• **Task statement**:
Every entry must be echoed exactly.

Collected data
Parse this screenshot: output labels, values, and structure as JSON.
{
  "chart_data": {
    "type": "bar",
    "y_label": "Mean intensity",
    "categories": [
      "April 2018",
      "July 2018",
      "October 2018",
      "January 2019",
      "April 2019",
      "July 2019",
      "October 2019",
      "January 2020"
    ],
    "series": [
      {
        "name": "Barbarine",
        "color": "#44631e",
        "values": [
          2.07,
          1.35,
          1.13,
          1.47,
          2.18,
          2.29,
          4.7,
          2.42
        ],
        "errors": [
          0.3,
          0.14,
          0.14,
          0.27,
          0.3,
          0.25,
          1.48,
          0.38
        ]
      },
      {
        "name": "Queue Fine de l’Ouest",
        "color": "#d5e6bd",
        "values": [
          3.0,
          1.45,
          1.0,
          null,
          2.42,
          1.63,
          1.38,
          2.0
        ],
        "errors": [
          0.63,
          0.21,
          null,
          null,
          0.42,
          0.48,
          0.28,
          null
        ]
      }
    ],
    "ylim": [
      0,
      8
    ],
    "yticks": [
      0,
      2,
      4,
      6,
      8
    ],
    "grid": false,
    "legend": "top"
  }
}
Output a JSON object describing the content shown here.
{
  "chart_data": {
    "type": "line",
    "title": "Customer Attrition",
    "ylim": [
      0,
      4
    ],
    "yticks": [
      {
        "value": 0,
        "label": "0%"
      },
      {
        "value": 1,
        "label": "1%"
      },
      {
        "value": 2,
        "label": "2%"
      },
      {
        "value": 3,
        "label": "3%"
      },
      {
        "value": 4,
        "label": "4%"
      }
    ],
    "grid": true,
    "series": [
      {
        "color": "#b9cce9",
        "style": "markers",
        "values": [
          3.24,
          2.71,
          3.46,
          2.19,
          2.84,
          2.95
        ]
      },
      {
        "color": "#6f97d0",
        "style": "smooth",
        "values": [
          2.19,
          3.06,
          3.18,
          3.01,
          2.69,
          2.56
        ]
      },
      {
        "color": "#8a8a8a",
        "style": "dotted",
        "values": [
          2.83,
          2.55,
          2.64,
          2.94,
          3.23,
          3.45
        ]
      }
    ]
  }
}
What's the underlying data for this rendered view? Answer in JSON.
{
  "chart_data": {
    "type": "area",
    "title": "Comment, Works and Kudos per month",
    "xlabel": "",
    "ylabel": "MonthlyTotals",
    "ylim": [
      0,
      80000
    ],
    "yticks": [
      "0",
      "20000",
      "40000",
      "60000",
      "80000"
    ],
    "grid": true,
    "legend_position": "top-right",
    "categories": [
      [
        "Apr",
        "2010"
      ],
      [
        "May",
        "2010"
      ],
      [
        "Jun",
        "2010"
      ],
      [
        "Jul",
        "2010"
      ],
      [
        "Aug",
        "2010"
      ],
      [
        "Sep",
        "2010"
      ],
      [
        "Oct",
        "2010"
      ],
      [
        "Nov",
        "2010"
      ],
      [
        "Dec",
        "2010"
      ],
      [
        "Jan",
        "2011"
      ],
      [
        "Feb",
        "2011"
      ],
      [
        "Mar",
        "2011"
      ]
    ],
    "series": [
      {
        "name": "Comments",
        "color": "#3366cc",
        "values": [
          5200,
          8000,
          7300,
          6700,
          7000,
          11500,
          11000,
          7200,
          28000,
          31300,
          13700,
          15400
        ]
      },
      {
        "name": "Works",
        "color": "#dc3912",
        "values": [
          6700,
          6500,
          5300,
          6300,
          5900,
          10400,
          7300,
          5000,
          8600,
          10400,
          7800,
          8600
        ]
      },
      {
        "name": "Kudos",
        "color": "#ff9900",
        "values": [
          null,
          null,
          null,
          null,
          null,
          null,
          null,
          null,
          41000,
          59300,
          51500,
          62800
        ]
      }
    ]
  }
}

• **Exercise solution**:
Parse this screenshot: output labels, values, and structure as JSON.
{
  "chart_data": {
    "type": "bar",
    "y_label": "Mean intensity",
    "categories": [
      "April 2018",
      "July 2018",
      "October 2018",
      "January 2019",
      "April 2019",
      "July 2019",
      "October 2019",
      "January 2020"
    ],
    "series": [
      {
        "name": "Barbarine",
        "color": "#44631e",
        "values": [
          2.07,
          1.35,
          1.13,
          1.47,
          2.18,
          2.29,
          4.7,
          2.42
        ],
        "errors": [
          0.3,
          0.14,
          0.14,
          0.27,
          0.3,
          0.25,
          1.48,
          0.38
        ]
      },
      {
        "name": "Queue Fine de l’Ouest",
        "color": "#d5e6bd",
        "values": [
          3.0,
          1.45,
          1.0,
          null,
          2.42,
          1.63,
          1.38,
          2.0
        ],
        "errors": [
          0.63,
          0.21,
          null,
          null,
          0.42,
          0.48,
          0.28,
          null
        ]
      }
    ],
    "ylim": [
      0,
      8
    ],
    "yticks": [
      0,
      2,
      4,
      6,
      8
    ],
    "grid": false,
    "legend": "top"
  }
}
Output a JSON object describing the content shown here.
{
  "chart_data": {
    "type": "line",
    "title": "Customer Attrition",
    "ylim": [
      0,
      4
    ],
    "yticks": [
      {
        "value": 0,
        "label": "0%"
      },
      {
        "value": 1,
        "label": "1%"
      },
      {
        "value": 2,
        "label": "2%"
      },
      {
        "value": 3,
        "label": "3%"
      },
      {
        "value": 4,
        "label": "4%"
      }
    ],
    "grid": true,
    "series": [
      {
        "color": "#b9cce9",
        "style": "markers",
        "values": [
          3.24,
          2.71,
          3.46,
          2.19,
          2.84,
          2.95
        ]
      },
      {
        "color": "#6f97d0",
        "style": "smooth",
        "values": [
          2.19,
          3.06,
          3.18,
          3.01,
          2.69,
          2.56
        ]
      },
      {
        "color": "#8a8a8a",
        "style": "dotted",
        "values": [
          2.83,
          2.55,
          2.64,
          2.94,
          3.23,
          3.45
        ]
      }
    ]
  }
}
What's the underlying data for this rendered view? Answer in JSON.
{
  "chart_data": {
    "type": "area",
    "title": "Comment, Works and Kudos per month",
    "xlabel": "",
    "ylabel": "MonthlyTotals",
    "ylim": [
      0,
      80000
    ],
    "yticks": [
      "0",
      "20000",
      "40000",
      "60000",
      "80000"
    ],
    "grid": true,
    "legend_position": "top-right",
    "categories": [
      [
        "Apr",
        "2010"
      ],
      [
        "May",
        "2010"
      ],
      [
        "Jun",
        "2010"
      ],
      [
        "Jul",
        "2010"
      ],
      [
        "Aug",
        "2010"
      ],
      [
        "Sep",
        "2010"
      ],
      [
        "Oct",
        "2010"
      ],
      [
        "Nov",
        "2010"
      ],
      [
        "Dec",
        "2010"
      ],
      [
        "Jan",
        "2011"
      ],
      [
        "Feb",
        "2011"
      ],
      [
        "Mar",
        "2011"
      ]
    ],
    "series": [
      {
        "name": "Comments",
        "color": "#3366cc",
        "values": [
          5200,
          8000,
          7300,
          6700,
          7000,
          11500,
          11000,
          7200,
          28000,
          31300,
          13700,
          15400
        ]
      },
      {
        "name": "Works",
        "color": "#dc3912",
        "values": [
          6700,
          6500,
          5300,
          6300,
          5900,
          10400,
          7300,
          5000,
          8600,
          10400,
          7800,
          8600
        ]
      },
      {
        "name": "Kudos",
        "color": "#ff9900",
        "values": [
          null,
          null,
          null,
          null,
          null,
          null,
          null,
          null,
          41000,
          59300,
          51500,
          62800
        ]
      }
    ]
  }
}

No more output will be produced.